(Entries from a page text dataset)
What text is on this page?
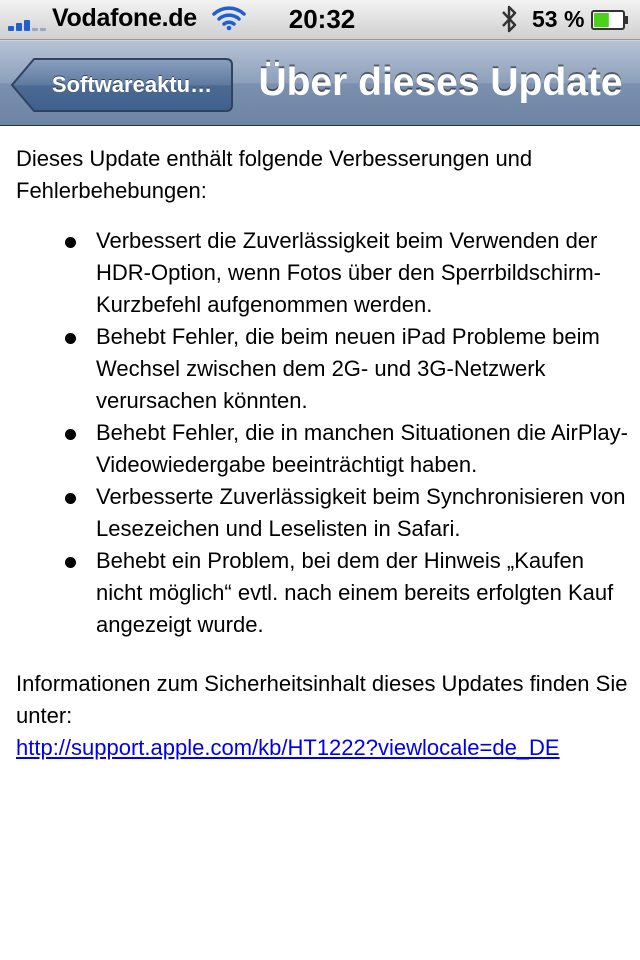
Vodafone.de	20:32	53 %
Softwareaktu…	Über dieses Update

Dieses Update enthält folgende Verbesserungen und Fehlerbehebungen:

Verbessert die Zuverlässigkeit beim Verwenden der HDR-Option, wenn Fotos über den Sperrbildschirm-Kurzbefehl aufgenommen werden.
Behebt Fehler, die beim neuen iPad Probleme beim Wechsel zwischen dem 2G- und 3G-Netzwerk verursachen könnten.
Behebt Fehler, die in manchen Situationen die AirPlay-Videowiedergabe beeinträchtigt haben.
Verbesserte Zuverlässigkeit beim Synchronisieren von Lesezeichen und Leselisten in Safari.
Behebt ein Problem, bei dem der Hinweis „Kaufen nicht möglich“ evtl. nach einem bereits erfolgten Kauf angezeigt wurde.

Informationen zum Sicherheitsinhalt dieses Updates finden Sie unter:

http://support.apple.com/kb/HT1222?viewlocale=de_DE
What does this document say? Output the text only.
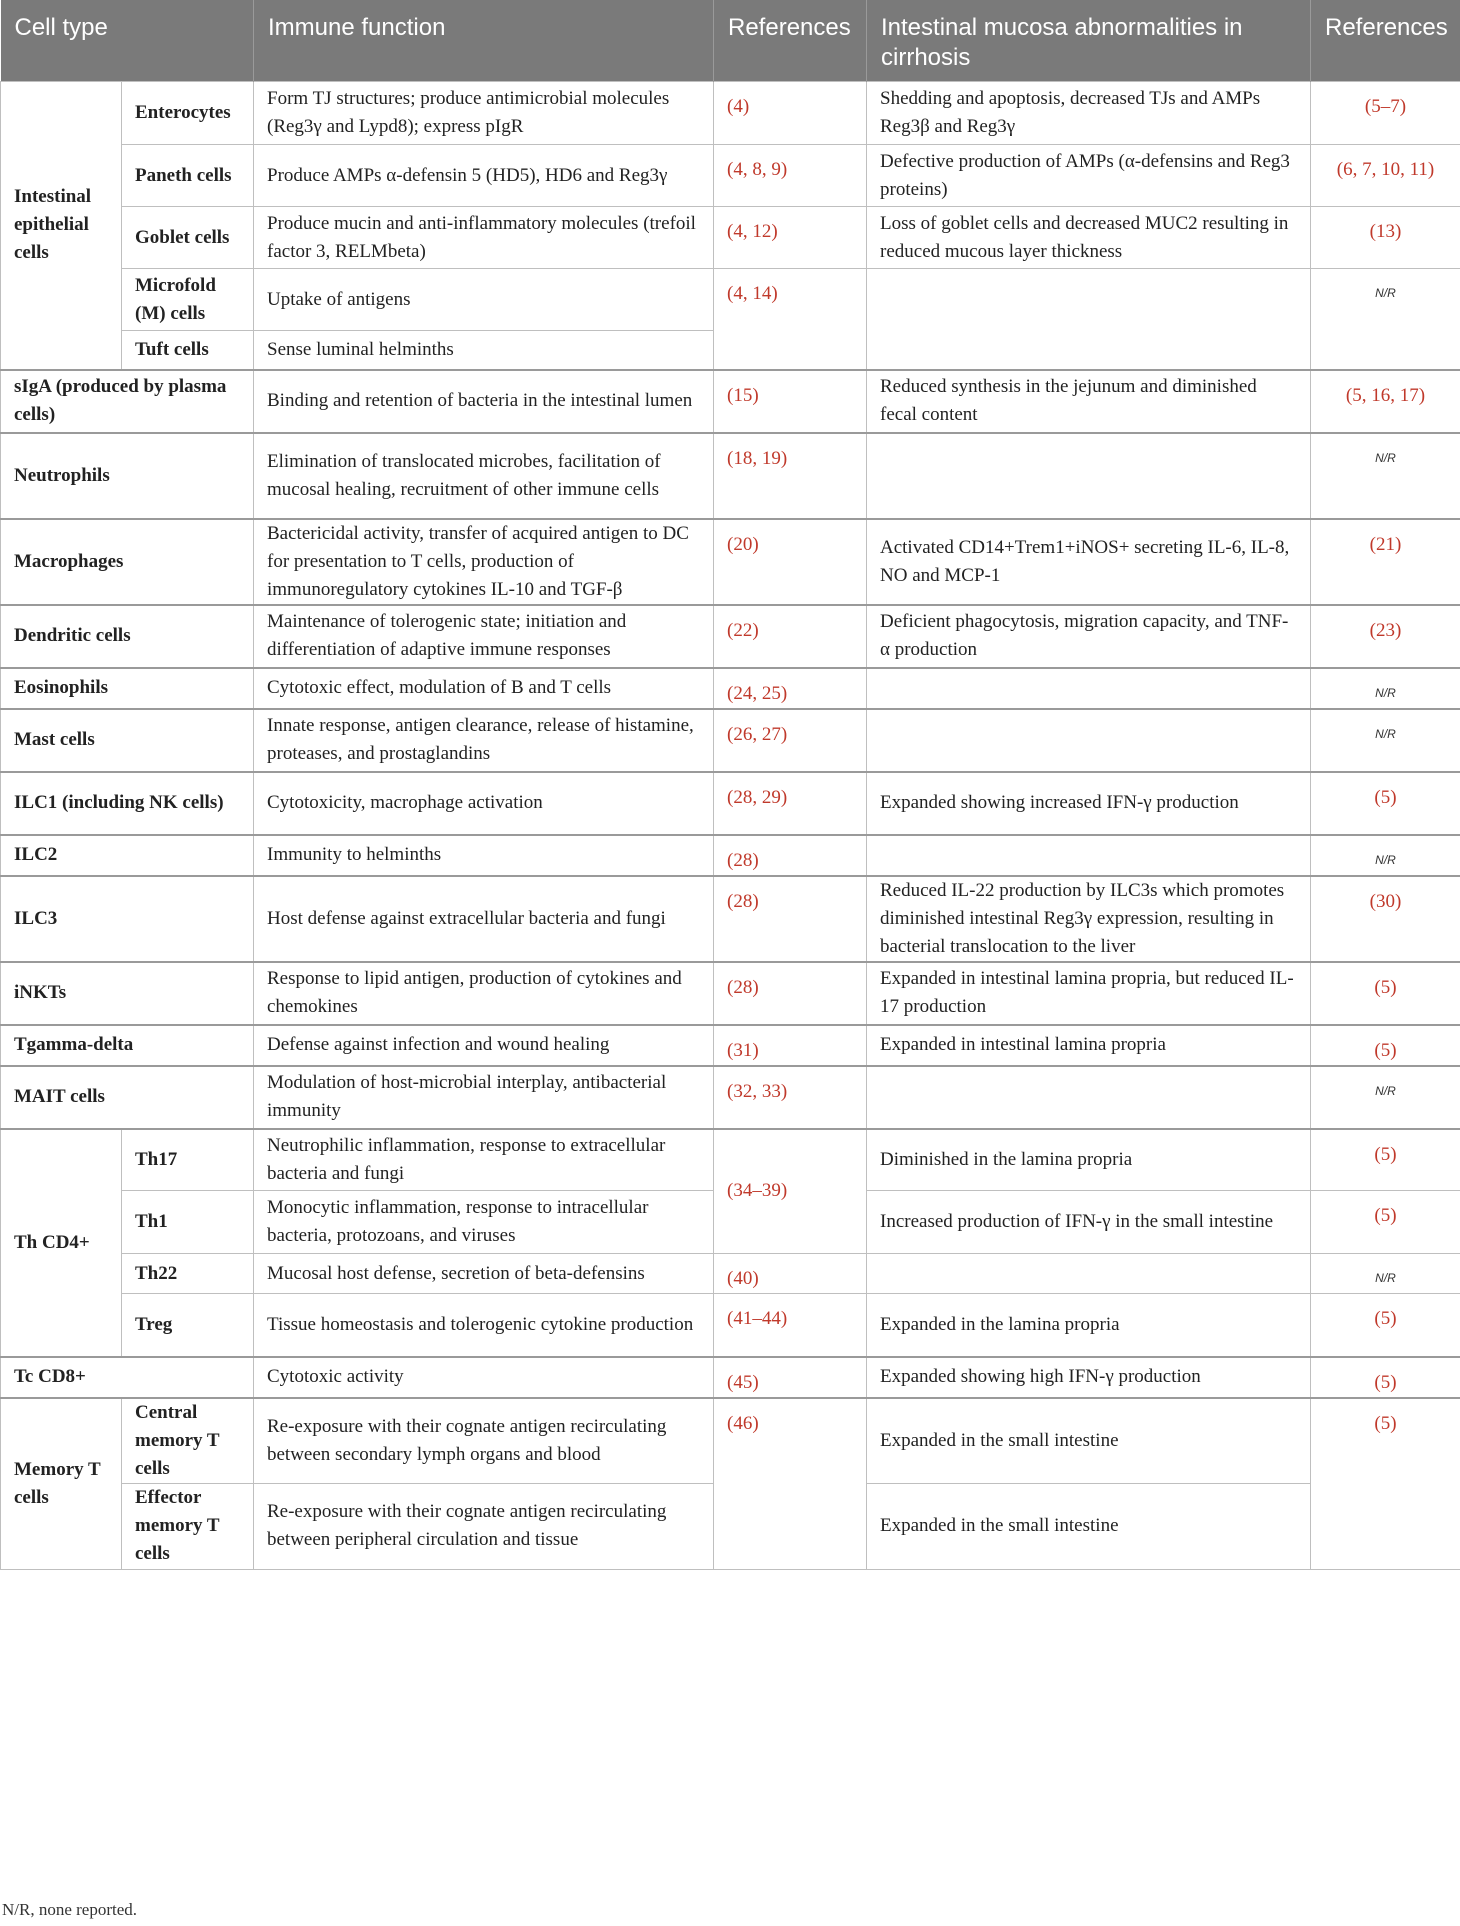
Cell type		Immune function	References	Intestinal mucosa abnormalities in cirrhosis	References
Intestinal epithelial cells	Enterocytes	Form TJ structures; produce antimicrobial molecules (Reg3γ and Lypd8); express pIgR	(4)	Shedding and apoptosis, decreased TJs and AMPs Reg3β and Reg3γ	(5–7)
	Paneth cells	Produce AMPs α-defensin 5 (HD5), HD6 and Reg3γ	(4, 8, 9)	Defective production of AMPs (α-defensins and Reg3 proteins)	(6, 7, 10, 11)
	Goblet cells	Produce mucin and anti-inflammatory molecules (trefoil factor 3, RELMbeta)	(4, 12)	Loss of goblet cells and decreased MUC2 resulting in reduced mucous layer thickness	(13)
	Microfold (M) cells	Uptake of antigens	(4, 14)		N/R
	Tuft cells	Sense luminal helminths			
sIgA (produced by plasma cells)		Binding and retention of bacteria in the intestinal lumen	(15)	Reduced synthesis in the jejunum and diminished fecal content	(5, 16, 17)
Neutrophils		Elimination of translocated microbes, facilitation of mucosal healing, recruitment of other immune cells	(18, 19)		N/R
Macrophages		Bactericidal activity, transfer of acquired antigen to DC for presentation to T cells, production of immunoregulatory cytokines IL-10 and TGF-β	(20)	Activated CD14+Trem1+iNOS+ secreting IL-6, IL-8, NO and MCP-1	(21)
Dendritic cells		Maintenance of tolerogenic state; initiation and differentiation of adaptive immune responses	(22)	Deficient phagocytosis, migration capacity, and TNF-α production	(23)
Eosinophils		Cytotoxic effect, modulation of B and T cells	(24, 25)		N/R
Mast cells		Innate response, antigen clearance, release of histamine, proteases, and prostaglandins	(26, 27)		N/R
ILC1 (including NK cells)		Cytotoxicity, macrophage activation	(28, 29)	Expanded showing increased IFN-γ production	(5)
ILC2		Immunity to helminths	(28)		N/R
ILC3		Host defense against extracellular bacteria and fungi	(28)	Reduced IL-22 production by ILC3s which promotes diminished intestinal Reg3γ expression, resulting in bacterial translocation to the liver	(30)
iNKTs		Response to lipid antigen, production of cytokines and chemokines	(28)	Expanded in intestinal lamina propria, but reduced IL-17 production	(5)
Tgamma-delta		Defense against infection and wound healing	(31)	Expanded in intestinal lamina propria	(5)
MAIT cells		Modulation of host-microbial interplay, antibacterial immunity	(32, 33)		N/R
Th CD4+	Th17	Neutrophilic inflammation, response to extracellular bacteria and fungi	(34–39)	Diminished in the lamina propria	(5)
	Th1	Monocytic inflammation, response to intracellular bacteria, protozoans, and viruses		Increased production of IFN-γ in the small intestine	(5)
	Th22	Mucosal host defense, secretion of beta-defensins	(40)		N/R
	Treg	Tissue homeostasis and tolerogenic cytokine production	(41–44)	Expanded in the lamina propria	(5)
Tc CD8+		Cytotoxic activity	(45)	Expanded showing high IFN-γ production	(5)
Memory T cells	Central memory T cells	Re-exposure with their cognate antigen recirculating between secondary lymph organs and blood	(46)	Expanded in the small intestine	(5)
	Effector memory T cells	Re-exposure with their cognate antigen recirculating between peripheral circulation and tissue		Expanded in the small intestine	
N/R, none reported.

* _Exercise objective_: The job here is to find each line above with the word "memory" and copy it.

* _Result_:
Memory T cells	Central memory T cells	Re-exposure with their cognate antigen recirculating between secondary lymph organs and blood	(46)	Expanded in the small intestine	(5)
	Effector memory T cells	Re-exposure with their cognate antigen recirculating between peripheral circulation and tissue		Expanded in the small intestine	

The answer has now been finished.